Identify all lines below that hold "mumkin" and collect them.

* [LISTED RECORDS]
—————
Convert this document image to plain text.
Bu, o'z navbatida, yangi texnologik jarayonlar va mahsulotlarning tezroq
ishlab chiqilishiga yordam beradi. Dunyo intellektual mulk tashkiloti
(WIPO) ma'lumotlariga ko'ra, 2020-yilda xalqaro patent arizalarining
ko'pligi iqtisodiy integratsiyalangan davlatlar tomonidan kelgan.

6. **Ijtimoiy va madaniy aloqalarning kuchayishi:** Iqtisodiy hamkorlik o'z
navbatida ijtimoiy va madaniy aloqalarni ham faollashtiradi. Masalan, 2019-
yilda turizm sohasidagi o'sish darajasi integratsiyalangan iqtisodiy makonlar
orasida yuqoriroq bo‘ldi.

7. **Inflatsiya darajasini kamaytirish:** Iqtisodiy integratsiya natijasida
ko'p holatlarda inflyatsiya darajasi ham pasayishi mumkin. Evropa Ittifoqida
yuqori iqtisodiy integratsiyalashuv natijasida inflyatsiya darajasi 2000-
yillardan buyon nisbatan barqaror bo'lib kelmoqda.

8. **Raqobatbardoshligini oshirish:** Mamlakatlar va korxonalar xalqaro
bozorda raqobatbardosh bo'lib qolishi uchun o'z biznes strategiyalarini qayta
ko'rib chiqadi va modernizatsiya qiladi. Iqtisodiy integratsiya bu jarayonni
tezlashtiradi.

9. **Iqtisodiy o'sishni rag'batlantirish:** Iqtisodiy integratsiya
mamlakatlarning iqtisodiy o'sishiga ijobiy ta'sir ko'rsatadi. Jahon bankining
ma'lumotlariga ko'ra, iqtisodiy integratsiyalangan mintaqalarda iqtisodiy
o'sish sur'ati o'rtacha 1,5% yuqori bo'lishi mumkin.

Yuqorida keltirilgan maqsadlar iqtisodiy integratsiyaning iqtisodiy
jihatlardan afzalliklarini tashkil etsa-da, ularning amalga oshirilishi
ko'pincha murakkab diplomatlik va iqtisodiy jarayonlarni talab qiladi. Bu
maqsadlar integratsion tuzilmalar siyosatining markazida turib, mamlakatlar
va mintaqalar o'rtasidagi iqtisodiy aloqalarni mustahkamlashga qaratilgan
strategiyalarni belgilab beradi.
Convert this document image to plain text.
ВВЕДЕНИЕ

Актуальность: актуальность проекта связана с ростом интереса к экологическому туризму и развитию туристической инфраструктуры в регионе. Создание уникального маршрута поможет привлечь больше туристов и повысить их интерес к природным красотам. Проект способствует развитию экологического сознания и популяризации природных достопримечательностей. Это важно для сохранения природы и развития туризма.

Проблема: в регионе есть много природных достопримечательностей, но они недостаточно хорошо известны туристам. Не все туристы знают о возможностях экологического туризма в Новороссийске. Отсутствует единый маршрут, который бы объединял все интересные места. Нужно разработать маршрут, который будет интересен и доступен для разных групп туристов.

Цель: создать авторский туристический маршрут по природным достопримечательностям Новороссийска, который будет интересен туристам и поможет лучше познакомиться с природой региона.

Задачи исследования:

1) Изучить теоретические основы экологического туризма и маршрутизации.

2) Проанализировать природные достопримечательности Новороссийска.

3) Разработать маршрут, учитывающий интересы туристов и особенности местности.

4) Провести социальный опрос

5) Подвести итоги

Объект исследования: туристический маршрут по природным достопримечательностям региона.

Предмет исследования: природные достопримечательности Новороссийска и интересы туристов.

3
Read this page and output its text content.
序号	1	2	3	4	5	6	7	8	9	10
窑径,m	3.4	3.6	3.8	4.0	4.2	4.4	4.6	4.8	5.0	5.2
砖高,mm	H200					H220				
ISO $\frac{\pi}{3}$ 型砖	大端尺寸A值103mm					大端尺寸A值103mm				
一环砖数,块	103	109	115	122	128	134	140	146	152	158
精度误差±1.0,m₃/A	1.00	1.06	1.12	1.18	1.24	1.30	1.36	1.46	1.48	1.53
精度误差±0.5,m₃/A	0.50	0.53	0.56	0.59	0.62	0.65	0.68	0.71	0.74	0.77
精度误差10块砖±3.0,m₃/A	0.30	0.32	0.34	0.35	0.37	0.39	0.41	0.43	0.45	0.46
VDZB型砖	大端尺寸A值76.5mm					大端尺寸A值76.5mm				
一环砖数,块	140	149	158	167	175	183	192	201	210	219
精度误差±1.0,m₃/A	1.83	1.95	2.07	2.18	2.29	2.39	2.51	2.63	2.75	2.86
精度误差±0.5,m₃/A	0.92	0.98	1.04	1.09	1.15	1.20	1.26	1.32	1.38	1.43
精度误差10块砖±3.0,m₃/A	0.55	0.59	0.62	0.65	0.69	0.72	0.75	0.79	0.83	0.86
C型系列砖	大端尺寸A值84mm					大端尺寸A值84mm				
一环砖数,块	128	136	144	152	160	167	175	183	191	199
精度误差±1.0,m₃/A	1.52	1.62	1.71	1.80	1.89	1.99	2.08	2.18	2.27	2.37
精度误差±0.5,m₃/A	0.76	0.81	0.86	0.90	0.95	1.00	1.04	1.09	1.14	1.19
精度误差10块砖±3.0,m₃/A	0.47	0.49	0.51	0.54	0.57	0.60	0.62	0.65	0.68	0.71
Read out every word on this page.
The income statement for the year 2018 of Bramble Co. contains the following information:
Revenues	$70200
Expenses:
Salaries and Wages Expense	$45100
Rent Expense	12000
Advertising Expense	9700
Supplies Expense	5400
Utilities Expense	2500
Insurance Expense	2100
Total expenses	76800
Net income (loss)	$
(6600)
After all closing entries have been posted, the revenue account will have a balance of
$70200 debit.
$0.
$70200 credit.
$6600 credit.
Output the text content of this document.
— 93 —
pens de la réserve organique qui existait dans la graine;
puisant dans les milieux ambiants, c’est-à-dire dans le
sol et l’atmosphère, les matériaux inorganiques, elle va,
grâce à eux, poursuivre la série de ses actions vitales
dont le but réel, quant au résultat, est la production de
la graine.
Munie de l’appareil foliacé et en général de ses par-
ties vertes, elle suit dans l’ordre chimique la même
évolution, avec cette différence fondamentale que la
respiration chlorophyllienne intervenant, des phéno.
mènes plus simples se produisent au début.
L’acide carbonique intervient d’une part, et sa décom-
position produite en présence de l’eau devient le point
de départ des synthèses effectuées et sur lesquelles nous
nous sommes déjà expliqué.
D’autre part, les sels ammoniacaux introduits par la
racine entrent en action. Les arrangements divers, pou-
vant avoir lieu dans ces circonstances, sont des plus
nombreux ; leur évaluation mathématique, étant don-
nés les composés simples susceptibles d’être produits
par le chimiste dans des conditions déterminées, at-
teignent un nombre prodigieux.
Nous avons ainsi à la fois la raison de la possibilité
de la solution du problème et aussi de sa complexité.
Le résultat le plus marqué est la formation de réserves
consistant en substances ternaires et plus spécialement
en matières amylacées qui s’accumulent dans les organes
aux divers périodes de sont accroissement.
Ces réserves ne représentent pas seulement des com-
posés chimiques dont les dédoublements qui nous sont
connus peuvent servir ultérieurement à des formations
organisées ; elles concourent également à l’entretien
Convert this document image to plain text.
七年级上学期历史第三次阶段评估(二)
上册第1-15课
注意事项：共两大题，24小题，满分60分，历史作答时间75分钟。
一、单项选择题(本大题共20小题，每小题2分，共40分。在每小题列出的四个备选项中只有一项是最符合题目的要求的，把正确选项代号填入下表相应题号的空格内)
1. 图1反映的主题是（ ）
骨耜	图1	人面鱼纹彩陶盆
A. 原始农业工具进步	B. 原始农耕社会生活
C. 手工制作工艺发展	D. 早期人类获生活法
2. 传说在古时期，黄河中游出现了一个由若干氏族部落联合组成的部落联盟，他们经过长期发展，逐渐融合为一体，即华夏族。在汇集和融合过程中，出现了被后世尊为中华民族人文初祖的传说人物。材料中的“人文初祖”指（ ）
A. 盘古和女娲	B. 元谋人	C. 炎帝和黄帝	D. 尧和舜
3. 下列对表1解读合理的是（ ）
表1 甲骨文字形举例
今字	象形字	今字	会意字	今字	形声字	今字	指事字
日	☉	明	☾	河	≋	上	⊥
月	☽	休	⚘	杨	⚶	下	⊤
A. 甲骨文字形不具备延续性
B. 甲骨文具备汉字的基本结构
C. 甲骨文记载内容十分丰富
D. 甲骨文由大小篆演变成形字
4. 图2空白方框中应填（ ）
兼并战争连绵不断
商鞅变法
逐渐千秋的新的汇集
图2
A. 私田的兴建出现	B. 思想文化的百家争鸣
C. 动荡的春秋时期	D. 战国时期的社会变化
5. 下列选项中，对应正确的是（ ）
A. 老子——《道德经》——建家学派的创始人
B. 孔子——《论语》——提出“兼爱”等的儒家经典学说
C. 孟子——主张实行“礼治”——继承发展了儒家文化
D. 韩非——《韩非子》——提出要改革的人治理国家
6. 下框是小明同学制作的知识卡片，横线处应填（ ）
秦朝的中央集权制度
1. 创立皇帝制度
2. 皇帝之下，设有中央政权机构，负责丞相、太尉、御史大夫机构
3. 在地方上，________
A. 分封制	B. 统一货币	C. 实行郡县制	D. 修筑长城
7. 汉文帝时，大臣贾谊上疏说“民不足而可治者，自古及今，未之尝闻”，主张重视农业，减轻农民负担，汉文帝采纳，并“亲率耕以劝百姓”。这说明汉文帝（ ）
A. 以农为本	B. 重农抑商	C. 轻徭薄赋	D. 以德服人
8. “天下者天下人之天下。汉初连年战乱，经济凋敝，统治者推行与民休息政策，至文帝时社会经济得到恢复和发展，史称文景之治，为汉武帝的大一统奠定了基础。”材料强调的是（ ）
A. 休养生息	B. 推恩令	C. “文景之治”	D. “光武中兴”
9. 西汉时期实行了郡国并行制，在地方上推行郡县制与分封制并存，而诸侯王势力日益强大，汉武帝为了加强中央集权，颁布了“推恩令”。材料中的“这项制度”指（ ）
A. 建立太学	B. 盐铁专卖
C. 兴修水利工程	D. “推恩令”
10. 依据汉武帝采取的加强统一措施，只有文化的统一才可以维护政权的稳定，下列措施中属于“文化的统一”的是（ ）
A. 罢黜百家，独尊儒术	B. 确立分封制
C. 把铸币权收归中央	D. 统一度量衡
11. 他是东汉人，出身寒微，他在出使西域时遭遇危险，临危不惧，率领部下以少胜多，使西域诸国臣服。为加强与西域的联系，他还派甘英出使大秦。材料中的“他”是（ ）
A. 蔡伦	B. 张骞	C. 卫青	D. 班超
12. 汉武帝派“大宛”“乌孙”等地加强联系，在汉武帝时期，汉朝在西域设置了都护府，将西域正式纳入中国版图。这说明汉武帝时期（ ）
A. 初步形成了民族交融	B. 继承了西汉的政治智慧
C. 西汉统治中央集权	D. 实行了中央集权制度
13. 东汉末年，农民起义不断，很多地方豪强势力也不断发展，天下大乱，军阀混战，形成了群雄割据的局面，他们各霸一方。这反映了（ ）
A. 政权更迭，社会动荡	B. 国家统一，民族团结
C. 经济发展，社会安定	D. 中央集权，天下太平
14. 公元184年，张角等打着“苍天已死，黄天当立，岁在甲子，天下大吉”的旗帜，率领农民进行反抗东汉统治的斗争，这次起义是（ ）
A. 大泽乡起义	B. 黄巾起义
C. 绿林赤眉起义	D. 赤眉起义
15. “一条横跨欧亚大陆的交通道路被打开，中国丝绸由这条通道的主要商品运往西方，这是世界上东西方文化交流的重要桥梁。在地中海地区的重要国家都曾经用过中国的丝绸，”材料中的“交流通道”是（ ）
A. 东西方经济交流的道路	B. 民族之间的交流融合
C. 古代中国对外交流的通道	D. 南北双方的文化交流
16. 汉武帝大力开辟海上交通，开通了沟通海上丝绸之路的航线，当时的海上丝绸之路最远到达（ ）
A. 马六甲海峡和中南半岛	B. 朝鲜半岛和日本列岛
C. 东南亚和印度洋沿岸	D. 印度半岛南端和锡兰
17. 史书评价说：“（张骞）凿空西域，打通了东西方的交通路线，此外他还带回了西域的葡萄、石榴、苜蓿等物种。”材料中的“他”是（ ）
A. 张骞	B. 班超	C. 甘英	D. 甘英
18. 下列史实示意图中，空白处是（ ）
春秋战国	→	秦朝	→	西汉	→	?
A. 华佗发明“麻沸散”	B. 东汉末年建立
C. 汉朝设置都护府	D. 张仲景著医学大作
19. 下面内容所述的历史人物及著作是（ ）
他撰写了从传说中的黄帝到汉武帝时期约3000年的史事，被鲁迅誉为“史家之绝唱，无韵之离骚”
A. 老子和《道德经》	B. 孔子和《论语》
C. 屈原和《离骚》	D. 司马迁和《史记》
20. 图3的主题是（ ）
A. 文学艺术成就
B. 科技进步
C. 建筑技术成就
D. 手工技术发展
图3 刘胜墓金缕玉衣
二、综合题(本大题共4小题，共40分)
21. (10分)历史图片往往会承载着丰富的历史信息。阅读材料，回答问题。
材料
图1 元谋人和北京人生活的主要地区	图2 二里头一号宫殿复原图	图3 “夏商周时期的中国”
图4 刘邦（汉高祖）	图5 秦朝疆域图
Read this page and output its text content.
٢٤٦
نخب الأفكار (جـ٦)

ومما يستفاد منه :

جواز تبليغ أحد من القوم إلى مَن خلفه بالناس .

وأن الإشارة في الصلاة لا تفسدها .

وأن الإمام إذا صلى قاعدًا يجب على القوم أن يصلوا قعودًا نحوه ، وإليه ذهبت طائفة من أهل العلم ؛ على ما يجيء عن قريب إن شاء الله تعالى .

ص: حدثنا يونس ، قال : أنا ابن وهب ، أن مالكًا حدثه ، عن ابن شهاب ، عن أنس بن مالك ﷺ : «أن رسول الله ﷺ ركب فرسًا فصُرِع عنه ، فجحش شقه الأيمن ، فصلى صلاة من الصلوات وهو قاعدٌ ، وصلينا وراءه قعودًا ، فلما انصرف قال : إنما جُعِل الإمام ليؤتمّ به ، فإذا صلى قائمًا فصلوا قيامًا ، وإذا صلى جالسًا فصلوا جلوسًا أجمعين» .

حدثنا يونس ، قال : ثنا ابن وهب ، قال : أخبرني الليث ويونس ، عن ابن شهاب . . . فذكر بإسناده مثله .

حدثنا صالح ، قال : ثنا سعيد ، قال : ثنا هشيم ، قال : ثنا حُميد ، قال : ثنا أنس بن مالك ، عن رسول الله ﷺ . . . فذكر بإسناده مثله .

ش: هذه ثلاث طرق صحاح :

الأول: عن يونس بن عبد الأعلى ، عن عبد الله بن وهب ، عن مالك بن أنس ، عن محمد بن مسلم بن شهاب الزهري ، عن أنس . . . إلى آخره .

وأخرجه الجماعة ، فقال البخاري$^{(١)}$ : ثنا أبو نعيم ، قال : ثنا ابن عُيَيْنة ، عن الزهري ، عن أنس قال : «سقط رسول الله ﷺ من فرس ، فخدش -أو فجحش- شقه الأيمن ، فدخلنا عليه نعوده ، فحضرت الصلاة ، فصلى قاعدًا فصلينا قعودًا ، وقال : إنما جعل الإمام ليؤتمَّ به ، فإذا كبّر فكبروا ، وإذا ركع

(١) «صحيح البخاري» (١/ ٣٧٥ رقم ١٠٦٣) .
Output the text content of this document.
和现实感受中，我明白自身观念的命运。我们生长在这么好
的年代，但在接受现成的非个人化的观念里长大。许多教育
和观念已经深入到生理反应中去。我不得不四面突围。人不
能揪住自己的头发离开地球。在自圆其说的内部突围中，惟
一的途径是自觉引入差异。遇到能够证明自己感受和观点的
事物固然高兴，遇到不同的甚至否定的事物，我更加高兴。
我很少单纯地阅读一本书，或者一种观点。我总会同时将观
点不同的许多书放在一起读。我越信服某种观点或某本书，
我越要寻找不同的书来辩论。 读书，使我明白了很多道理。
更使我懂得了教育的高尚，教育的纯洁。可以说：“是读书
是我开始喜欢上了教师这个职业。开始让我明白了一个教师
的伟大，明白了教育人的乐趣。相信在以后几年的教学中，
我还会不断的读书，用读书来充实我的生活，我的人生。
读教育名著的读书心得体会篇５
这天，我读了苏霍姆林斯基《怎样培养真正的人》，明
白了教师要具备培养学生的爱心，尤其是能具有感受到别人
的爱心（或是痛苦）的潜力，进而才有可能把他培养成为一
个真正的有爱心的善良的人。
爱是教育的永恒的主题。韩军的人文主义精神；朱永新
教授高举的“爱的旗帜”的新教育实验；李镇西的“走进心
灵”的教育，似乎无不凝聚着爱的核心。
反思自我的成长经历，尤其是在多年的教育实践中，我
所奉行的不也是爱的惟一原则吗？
—————
* [EXERCISE SOLUTION]
ko'p holatlarda inflyatsiya darajasi ham pasayishi mumkin. Evropa Ittifoqida
o'sish sur'ati o'rtacha 1,5% yuqori bo'lishi mumkin.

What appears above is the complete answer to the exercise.